» Problem statement:
Set the listing down again in full, word for word, with the pictures left out.
begin Record extracts
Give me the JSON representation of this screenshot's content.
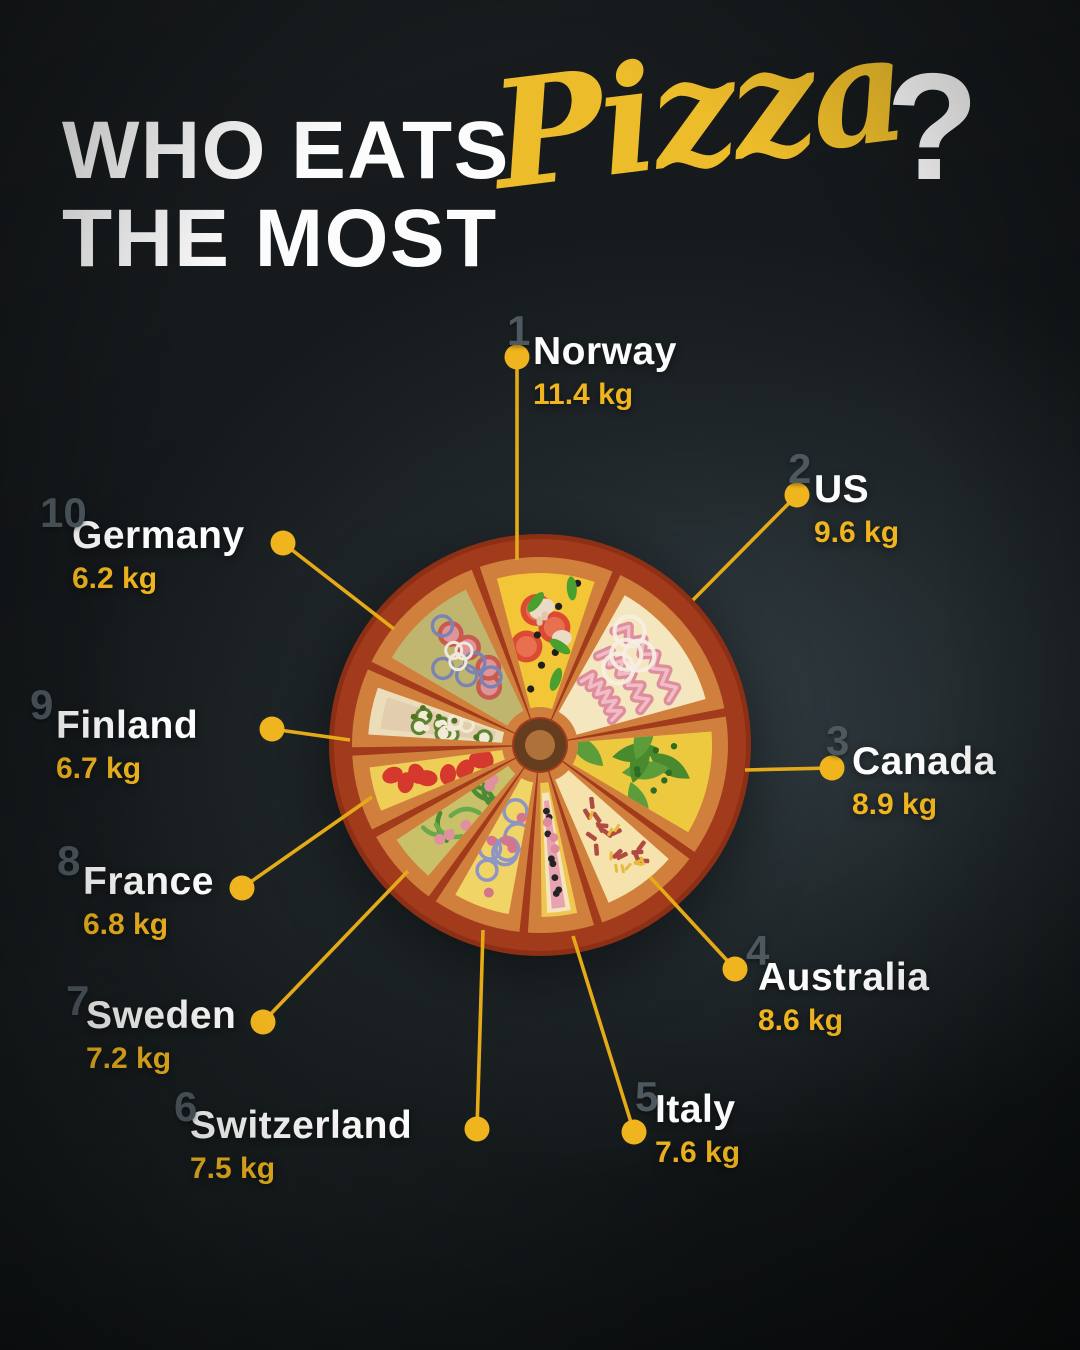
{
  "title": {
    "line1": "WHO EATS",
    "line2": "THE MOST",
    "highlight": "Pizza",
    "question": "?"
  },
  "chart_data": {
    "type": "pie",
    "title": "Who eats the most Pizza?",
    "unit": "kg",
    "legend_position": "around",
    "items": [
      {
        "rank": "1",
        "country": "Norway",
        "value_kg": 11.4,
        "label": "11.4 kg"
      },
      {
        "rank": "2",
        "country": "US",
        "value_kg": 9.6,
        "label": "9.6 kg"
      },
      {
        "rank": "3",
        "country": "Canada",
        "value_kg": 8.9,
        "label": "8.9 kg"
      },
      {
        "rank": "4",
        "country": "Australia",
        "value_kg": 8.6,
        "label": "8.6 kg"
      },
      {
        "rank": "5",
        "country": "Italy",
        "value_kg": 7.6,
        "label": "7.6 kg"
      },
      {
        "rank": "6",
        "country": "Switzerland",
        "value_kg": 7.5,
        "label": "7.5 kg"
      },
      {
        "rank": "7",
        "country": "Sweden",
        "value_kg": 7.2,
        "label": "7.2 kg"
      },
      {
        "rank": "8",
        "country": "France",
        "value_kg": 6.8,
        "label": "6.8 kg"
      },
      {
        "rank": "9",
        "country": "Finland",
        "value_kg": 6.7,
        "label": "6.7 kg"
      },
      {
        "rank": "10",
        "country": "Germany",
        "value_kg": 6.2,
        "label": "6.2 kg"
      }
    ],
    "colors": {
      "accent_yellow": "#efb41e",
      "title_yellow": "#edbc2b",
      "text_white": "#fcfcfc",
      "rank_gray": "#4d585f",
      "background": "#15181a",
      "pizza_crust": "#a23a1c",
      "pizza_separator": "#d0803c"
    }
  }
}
end Record extracts
» Written solution:
Give me the JSON representation of this screenshot's content.
{
  "title": {
    "line1": "WHO EATS",
    "line2": "THE MOST",
    "highlight": "Pizza",
    "question": "?"
  },
  "chart_data": {
    "type": "pie",
    "title": "Who eats the most Pizza?",
    "unit": "kg",
    "legend_position": "around",
    "items": [
      {
        "rank": "1",
        "country": "Norway",
        "value_kg": 11.4,
        "label": "11.4 kg"
      },
      {
        "rank": "2",
        "country": "US",
        "value_kg": 9.6,
        "label": "9.6 kg"
      },
      {
        "rank": "3",
        "country": "Canada",
        "value_kg": 8.9,
        "label": "8.9 kg"
      },
      {
        "rank": "4",
        "country": "Australia",
        "value_kg": 8.6,
        "label": "8.6 kg"
      },
      {
        "rank": "5",
        "country": "Italy",
        "value_kg": 7.6,
        "label": "7.6 kg"
      },
      {
        "rank": "6",
        "country": "Switzerland",
        "value_kg": 7.5,
        "label": "7.5 kg"
      },
      {
        "rank": "7",
        "country": "Sweden",
        "value_kg": 7.2,
        "label": "7.2 kg"
      },
      {
        "rank": "8",
        "country": "France",
        "value_kg": 6.8,
        "label": "6.8 kg"
      },
      {
        "rank": "9",
        "country": "Finland",
        "value_kg": 6.7,
        "label": "6.7 kg"
      },
      {
        "rank": "10",
        "country": "Germany",
        "value_kg": 6.2,
        "label": "6.2 kg"
      }
    ],
    "colors": {
      "accent_yellow": "#efb41e",
      "title_yellow": "#edbc2b",
      "text_white": "#fcfcfc",
      "rank_gray": "#4d585f",
      "background": "#15181a",
      "pizza_crust": "#a23a1c",
      "pizza_separator": "#d0803c"
    }
  }
}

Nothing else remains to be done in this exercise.